>> Begin DATA LINES

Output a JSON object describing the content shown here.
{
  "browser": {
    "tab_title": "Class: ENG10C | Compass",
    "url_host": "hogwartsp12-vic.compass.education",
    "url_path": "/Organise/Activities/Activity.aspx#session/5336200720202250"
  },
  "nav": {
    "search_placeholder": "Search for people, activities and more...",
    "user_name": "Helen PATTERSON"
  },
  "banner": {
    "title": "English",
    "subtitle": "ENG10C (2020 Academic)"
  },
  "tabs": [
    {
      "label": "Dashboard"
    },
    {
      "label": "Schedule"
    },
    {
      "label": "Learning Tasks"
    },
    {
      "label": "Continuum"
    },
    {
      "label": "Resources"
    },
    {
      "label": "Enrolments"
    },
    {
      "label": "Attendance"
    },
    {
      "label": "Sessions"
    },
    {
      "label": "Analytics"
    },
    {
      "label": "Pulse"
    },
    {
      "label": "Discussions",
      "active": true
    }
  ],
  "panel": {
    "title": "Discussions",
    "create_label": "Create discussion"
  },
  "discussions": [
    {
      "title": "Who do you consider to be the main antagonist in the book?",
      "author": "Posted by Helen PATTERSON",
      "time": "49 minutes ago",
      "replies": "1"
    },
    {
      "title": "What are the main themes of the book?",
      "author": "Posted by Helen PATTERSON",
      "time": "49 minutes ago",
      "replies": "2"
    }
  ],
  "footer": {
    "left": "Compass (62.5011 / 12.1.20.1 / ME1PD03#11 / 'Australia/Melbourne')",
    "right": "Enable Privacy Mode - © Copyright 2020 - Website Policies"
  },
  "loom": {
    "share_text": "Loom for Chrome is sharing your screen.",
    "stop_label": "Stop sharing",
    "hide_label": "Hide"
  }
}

>> End DATA LINES

Recite the full listing above exactly.

Output a JSON object describing the content shown here.
{
  "browser": {
    "tab_title": "Class: ENG10C | Compass",
    "url_host": "hogwartsp12-vic.compass.education",
    "url_path": "/Organise/Activities/Activity.aspx#session/5336200720202250"
  },
  "nav": {
    "search_placeholder": "Search for people, activities and more...",
    "user_name": "Helen PATTERSON"
  },
  "banner": {
    "title": "English",
    "subtitle": "ENG10C (2020 Academic)"
  },
  "tabs": [
    {
      "label": "Dashboard"
    },
    {
      "label": "Schedule"
    },
    {
      "label": "Learning Tasks"
    },
    {
      "label": "Continuum"
    },
    {
      "label": "Resources"
    },
    {
      "label": "Enrolments"
    },
    {
      "label": "Attendance"
    },
    {
      "label": "Sessions"
    },
    {
      "label": "Analytics"
    },
    {
      "label": "Pulse"
    },
    {
      "label": "Discussions",
      "active": true
    }
  ],
  "panel": {
    "title": "Discussions",
    "create_label": "Create discussion"
  },
  "discussions": [
    {
      "title": "Who do you consider to be the main antagonist in the book?",
      "author": "Posted by Helen PATTERSON",
      "time": "49 minutes ago",
      "replies": "1"
    },
    {
      "title": "What are the main themes of the book?",
      "author": "Posted by Helen PATTERSON",
      "time": "49 minutes ago",
      "replies": "2"
    }
  ],
  "footer": {
    "left": "Compass (62.5011 / 12.1.20.1 / ME1PD03#11 / 'Australia/Melbourne')",
    "right": "Enable Privacy Mode - © Copyright 2020 - Website Policies"
  },
  "loom": {
    "share_text": "Loom for Chrome is sharing your screen.",
    "stop_label": "Stop sharing",
    "hide_label": "Hide"
  }
}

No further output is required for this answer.